Dikatakan hanya sebagai kecenderungan, karena binge eating terjadi, rata-rata, setidaknya
sekali seminggu selama 3 bulan. Jika periode makan berlebihan ini tidak berlanjut sampai 3
bulan makan tidak dapat dikatakan atau dinyatakan sebagai penderita binge eating disorder.
Hanya dapat dikatakan sebagai kecederungan binge eating.
Note *: Ini harus dipisahkan, khusus untuk wanita (yang terjadi kadang di awal munculnya
menstruasi).

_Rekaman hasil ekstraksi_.
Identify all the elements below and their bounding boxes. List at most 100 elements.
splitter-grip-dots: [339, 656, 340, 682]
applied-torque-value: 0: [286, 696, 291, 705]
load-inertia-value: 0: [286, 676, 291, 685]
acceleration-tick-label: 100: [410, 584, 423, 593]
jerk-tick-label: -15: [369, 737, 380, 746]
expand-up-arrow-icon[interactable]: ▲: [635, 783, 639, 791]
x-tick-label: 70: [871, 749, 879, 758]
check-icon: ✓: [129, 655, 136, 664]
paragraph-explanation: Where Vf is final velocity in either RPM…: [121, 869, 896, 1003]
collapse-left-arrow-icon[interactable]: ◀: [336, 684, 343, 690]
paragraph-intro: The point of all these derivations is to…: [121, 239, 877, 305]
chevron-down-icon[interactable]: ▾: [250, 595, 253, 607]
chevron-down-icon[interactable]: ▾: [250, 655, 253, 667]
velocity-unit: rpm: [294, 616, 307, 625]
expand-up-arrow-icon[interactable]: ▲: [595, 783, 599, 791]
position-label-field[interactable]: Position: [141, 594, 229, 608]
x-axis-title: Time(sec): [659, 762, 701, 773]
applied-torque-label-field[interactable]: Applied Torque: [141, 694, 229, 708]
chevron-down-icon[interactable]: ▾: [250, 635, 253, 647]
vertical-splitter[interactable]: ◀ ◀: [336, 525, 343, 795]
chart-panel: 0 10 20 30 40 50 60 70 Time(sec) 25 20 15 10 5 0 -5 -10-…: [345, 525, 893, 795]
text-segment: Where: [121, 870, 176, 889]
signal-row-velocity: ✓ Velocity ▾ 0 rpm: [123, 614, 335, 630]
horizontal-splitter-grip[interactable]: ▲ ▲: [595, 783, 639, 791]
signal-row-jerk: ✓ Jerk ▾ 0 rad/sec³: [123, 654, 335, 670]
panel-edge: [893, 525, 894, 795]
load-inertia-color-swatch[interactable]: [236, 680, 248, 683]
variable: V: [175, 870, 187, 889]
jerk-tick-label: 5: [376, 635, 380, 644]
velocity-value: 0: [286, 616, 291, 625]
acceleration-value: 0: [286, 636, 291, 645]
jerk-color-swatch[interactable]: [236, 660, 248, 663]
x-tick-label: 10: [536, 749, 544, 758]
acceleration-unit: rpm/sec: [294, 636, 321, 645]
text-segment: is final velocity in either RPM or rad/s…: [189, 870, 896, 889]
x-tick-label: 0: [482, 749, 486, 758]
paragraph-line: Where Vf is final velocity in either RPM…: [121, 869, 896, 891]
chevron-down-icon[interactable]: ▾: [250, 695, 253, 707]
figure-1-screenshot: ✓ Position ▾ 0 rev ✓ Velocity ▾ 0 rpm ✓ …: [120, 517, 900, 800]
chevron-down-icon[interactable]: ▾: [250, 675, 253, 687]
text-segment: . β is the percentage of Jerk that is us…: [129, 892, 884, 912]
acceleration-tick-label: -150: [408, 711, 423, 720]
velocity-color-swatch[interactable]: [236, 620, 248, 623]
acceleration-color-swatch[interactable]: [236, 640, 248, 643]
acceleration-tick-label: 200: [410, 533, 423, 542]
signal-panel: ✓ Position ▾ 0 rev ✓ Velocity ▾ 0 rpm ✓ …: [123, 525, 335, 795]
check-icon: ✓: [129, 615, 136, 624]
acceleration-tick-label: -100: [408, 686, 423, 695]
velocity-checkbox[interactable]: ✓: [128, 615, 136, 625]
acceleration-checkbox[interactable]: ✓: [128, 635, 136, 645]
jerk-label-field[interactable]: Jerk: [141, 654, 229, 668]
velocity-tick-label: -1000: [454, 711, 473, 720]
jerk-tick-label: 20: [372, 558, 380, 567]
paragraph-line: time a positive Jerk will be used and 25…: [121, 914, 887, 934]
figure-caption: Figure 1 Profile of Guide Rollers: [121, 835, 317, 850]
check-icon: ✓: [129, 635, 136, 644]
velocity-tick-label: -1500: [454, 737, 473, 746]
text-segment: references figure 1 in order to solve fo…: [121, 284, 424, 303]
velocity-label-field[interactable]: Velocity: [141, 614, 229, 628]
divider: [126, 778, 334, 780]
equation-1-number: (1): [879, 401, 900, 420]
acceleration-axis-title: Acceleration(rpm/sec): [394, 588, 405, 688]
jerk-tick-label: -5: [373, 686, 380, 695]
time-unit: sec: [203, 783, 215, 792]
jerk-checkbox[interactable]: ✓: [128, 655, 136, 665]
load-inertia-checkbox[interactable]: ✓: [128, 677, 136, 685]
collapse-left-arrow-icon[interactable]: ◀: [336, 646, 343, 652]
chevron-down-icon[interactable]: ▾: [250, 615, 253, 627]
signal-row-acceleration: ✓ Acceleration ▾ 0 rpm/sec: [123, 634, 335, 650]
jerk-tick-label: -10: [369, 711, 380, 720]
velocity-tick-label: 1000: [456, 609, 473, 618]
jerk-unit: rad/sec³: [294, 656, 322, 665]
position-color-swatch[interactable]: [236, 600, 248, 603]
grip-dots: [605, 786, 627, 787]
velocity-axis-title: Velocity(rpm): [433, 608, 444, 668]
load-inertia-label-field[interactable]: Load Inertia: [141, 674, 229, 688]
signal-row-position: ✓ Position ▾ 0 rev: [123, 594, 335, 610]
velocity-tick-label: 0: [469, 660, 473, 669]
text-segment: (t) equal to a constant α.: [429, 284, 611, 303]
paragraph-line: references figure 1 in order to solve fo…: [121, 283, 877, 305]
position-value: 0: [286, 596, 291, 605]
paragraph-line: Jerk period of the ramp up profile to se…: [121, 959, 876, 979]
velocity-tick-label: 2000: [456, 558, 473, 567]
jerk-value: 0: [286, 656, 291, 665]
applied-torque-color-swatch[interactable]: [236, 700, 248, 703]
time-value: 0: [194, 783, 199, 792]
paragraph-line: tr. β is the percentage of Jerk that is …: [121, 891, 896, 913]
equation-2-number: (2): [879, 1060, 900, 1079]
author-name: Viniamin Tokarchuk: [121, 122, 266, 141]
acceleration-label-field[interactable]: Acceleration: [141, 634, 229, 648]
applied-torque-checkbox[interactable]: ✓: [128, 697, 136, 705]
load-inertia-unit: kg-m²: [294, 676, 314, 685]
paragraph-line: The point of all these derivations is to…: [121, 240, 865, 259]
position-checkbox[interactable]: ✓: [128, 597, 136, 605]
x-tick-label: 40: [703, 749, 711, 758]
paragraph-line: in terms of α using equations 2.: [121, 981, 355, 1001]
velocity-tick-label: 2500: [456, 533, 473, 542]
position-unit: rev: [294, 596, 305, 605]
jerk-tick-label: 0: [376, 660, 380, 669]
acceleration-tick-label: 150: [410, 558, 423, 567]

_Soal Latihan_.
1 - Salin kembali bagian teks tentang binge eating secara persis, dari "Dikatakan hanya sebagai" sampai "penderita binge eating disorder.".
2 - Menurut teks tentang binge eating, seberapa sering dan selama berapa lama binge eating terjadi?

_Daftar Jawaban_.
1 -
Dikatakan hanya sebagai kecenderungan, karena binge eating terjadi, rata-rata, setidaknya
sekali seminggu selama 3 bulan. Jika periode makan berlebihan ini tidak berlanjut sampai 3
bulan makan tidak dapat dikatakan atau dinyatakan sebagai penderita binge eating disorder.

2 - Rata-rata setidaknya sekali seminggu selama 3 bulan.